Every entry must be given again exactly.

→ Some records
──────────────────────────────

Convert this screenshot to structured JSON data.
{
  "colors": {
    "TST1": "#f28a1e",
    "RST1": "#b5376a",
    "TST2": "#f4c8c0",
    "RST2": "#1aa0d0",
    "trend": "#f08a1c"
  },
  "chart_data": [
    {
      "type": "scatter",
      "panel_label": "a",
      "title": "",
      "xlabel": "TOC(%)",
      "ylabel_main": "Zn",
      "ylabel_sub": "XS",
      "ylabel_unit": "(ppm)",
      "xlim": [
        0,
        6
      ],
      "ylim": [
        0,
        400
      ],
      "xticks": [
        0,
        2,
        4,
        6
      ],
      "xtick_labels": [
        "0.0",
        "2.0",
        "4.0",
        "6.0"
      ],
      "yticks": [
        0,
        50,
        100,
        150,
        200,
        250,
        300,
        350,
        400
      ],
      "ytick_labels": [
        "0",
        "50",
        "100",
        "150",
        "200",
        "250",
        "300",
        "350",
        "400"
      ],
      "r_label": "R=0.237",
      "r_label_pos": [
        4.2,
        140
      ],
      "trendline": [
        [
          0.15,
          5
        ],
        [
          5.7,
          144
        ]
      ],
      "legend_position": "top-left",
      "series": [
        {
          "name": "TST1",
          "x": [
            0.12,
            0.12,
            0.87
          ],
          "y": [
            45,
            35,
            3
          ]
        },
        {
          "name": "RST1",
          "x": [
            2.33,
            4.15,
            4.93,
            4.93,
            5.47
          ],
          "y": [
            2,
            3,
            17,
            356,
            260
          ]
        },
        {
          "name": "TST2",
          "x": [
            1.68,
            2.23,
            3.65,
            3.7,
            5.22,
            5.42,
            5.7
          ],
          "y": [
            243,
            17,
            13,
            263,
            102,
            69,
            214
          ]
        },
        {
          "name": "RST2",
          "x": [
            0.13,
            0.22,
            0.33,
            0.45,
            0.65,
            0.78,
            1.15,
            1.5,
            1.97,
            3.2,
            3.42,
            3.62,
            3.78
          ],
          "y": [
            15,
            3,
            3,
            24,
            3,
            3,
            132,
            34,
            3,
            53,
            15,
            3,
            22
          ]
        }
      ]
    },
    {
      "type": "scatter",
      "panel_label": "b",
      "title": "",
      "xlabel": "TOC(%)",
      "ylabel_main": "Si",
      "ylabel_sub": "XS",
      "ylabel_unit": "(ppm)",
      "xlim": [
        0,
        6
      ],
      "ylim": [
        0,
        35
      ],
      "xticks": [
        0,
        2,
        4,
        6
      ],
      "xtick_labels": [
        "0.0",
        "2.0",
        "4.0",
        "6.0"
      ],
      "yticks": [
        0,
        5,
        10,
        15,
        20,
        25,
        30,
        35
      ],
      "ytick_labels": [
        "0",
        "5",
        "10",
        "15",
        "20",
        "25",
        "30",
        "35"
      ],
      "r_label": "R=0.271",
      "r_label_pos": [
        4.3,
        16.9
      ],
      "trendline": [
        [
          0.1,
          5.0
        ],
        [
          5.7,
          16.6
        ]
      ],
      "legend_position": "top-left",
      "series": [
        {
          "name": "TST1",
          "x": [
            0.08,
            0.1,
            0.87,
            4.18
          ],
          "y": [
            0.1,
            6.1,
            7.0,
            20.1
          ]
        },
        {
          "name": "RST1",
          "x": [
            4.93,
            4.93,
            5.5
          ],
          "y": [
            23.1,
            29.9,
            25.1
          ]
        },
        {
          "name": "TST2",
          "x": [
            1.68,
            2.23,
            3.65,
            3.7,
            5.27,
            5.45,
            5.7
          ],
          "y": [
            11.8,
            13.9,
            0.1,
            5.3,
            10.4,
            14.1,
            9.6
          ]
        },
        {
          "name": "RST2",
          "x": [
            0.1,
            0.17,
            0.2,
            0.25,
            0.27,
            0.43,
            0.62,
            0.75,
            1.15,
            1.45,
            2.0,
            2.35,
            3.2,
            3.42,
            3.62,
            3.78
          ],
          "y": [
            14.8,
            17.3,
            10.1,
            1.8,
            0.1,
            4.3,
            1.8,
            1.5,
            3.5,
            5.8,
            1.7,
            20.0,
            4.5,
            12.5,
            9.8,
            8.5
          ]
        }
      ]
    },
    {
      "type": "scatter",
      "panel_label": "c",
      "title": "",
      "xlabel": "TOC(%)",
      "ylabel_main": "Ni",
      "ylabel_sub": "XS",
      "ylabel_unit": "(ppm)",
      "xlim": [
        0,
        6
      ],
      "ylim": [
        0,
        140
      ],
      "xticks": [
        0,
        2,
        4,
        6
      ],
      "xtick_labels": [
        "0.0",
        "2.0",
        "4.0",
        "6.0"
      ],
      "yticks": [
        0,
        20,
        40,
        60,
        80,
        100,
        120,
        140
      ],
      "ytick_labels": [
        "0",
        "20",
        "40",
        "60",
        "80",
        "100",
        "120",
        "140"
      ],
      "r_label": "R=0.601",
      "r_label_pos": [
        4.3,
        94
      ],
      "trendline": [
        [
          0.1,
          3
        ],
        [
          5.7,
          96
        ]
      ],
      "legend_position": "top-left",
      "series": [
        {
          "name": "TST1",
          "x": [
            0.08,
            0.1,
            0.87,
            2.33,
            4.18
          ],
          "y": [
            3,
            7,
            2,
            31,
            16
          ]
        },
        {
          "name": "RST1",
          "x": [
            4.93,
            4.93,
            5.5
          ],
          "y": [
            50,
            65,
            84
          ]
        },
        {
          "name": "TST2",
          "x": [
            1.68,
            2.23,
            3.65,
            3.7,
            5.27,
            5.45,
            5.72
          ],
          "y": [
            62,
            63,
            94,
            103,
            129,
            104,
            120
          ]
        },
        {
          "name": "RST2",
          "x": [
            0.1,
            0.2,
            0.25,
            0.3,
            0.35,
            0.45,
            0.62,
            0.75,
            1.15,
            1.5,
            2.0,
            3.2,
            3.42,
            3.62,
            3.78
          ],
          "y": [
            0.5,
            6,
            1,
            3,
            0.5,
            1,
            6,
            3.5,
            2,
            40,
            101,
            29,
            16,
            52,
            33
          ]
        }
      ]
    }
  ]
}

──────────────────────────────

→ Reply to the task
Convert this screenshot to structured JSON data.
{
  "colors": {
    "TST1": "#f28a1e",
    "RST1": "#b5376a",
    "TST2": "#f4c8c0",
    "RST2": "#1aa0d0",
    "trend": "#f08a1c"
  },
  "chart_data": [
    {
      "type": "scatter",
      "panel_label": "a",
      "title": "",
      "xlabel": "TOC(%)",
      "ylabel_main": "Zn",
      "ylabel_sub": "XS",
      "ylabel_unit": "(ppm)",
      "xlim": [
        0,
        6
      ],
      "ylim": [
        0,
        400
      ],
      "xticks": [
        0,
        2,
        4,
        6
      ],
      "xtick_labels": [
        "0.0",
        "2.0",
        "4.0",
        "6.0"
      ],
      "yticks": [
        0,
        50,
        100,
        150,
        200,
        250,
        300,
        350,
        400
      ],
      "ytick_labels": [
        "0",
        "50",
        "100",
        "150",
        "200",
        "250",
        "300",
        "350",
        "400"
      ],
      "r_label": "R=0.237",
      "r_label_pos": [
        4.2,
        140
      ],
      "trendline": [
        [
          0.15,
          5
        ],
        [
          5.7,
          144
        ]
      ],
      "legend_position": "top-left",
      "series": [
        {
          "name": "TST1",
          "x": [
            0.12,
            0.12,
            0.87
          ],
          "y": [
            45,
            35,
            3
          ]
        },
        {
          "name": "RST1",
          "x": [
            2.33,
            4.15,
            4.93,
            4.93,
            5.47
          ],
          "y": [
            2,
            3,
            17,
            356,
            260
          ]
        },
        {
          "name": "TST2",
          "x": [
            1.68,
            2.23,
            3.65,
            3.7,
            5.22,
            5.42,
            5.7
          ],
          "y": [
            243,
            17,
            13,
            263,
            102,
            69,
            214
          ]
        },
        {
          "name": "RST2",
          "x": [
            0.13,
            0.22,
            0.33,
            0.45,
            0.65,
            0.78,
            1.15,
            1.5,
            1.97,
            3.2,
            3.42,
            3.62,
            3.78
          ],
          "y": [
            15,
            3,
            3,
            24,
            3,
            3,
            132,
            34,
            3,
            53,
            15,
            3,
            22
          ]
        }
      ]
    },
    {
      "type": "scatter",
      "panel_label": "b",
      "title": "",
      "xlabel": "TOC(%)",
      "ylabel_main": "Si",
      "ylabel_sub": "XS",
      "ylabel_unit": "(ppm)",
      "xlim": [
        0,
        6
      ],
      "ylim": [
        0,
        35
      ],
      "xticks": [
        0,
        2,
        4,
        6
      ],
      "xtick_labels": [
        "0.0",
        "2.0",
        "4.0",
        "6.0"
      ],
      "yticks": [
        0,
        5,
        10,
        15,
        20,
        25,
        30,
        35
      ],
      "ytick_labels": [
        "0",
        "5",
        "10",
        "15",
        "20",
        "25",
        "30",
        "35"
      ],
      "r_label": "R=0.271",
      "r_label_pos": [
        4.3,
        16.9
      ],
      "trendline": [
        [
          0.1,
          5.0
        ],
        [
          5.7,
          16.6
        ]
      ],
      "legend_position": "top-left",
      "series": [
        {
          "name": "TST1",
          "x": [
            0.08,
            0.1,
            0.87,
            4.18
          ],
          "y": [
            0.1,
            6.1,
            7.0,
            20.1
          ]
        },
        {
          "name": "RST1",
          "x": [
            4.93,
            4.93,
            5.5
          ],
          "y": [
            23.1,
            29.9,
            25.1
          ]
        },
        {
          "name": "TST2",
          "x": [
            1.68,
            2.23,
            3.65,
            3.7,
            5.27,
            5.45,
            5.7
          ],
          "y": [
            11.8,
            13.9,
            0.1,
            5.3,
            10.4,
            14.1,
            9.6
          ]
        },
        {
          "name": "RST2",
          "x": [
            0.1,
            0.17,
            0.2,
            0.25,
            0.27,
            0.43,
            0.62,
            0.75,
            1.15,
            1.45,
            2.0,
            2.35,
            3.2,
            3.42,
            3.62,
            3.78
          ],
          "y": [
            14.8,
            17.3,
            10.1,
            1.8,
            0.1,
            4.3,
            1.8,
            1.5,
            3.5,
            5.8,
            1.7,
            20.0,
            4.5,
            12.5,
            9.8,
            8.5
          ]
        }
      ]
    },
    {
      "type": "scatter",
      "panel_label": "c",
      "title": "",
      "xlabel": "TOC(%)",
      "ylabel_main": "Ni",
      "ylabel_sub": "XS",
      "ylabel_unit": "(ppm)",
      "xlim": [
        0,
        6
      ],
      "ylim": [
        0,
        140
      ],
      "xticks": [
        0,
        2,
        4,
        6
      ],
      "xtick_labels": [
        "0.0",
        "2.0",
        "4.0",
        "6.0"
      ],
      "yticks": [
        0,
        20,
        40,
        60,
        80,
        100,
        120,
        140
      ],
      "ytick_labels": [
        "0",
        "20",
        "40",
        "60",
        "80",
        "100",
        "120",
        "140"
      ],
      "r_label": "R=0.601",
      "r_label_pos": [
        4.3,
        94
      ],
      "trendline": [
        [
          0.1,
          3
        ],
        [
          5.7,
          96
        ]
      ],
      "legend_position": "top-left",
      "series": [
        {
          "name": "TST1",
          "x": [
            0.08,
            0.1,
            0.87,
            2.33,
            4.18
          ],
          "y": [
            3,
            7,
            2,
            31,
            16
          ]
        },
        {
          "name": "RST1",
          "x": [
            4.93,
            4.93,
            5.5
          ],
          "y": [
            50,
            65,
            84
          ]
        },
        {
          "name": "TST2",
          "x": [
            1.68,
            2.23,
            3.65,
            3.7,
            5.27,
            5.45,
            5.72
          ],
          "y": [
            62,
            63,
            94,
            103,
            129,
            104,
            120
          ]
        },
        {
          "name": "RST2",
          "x": [
            0.1,
            0.2,
            0.25,
            0.3,
            0.35,
            0.45,
            0.62,
            0.75,
            1.15,
            1.5,
            2.0,
            3.2,
            3.42,
            3.62,
            3.78
          ],
          "y": [
            0.5,
            6,
            1,
            3,
            0.5,
            1,
            6,
            3.5,
            2,
            40,
            101,
            29,
            16,
            52,
            33
          ]
        }
      ]
    }
  ]
}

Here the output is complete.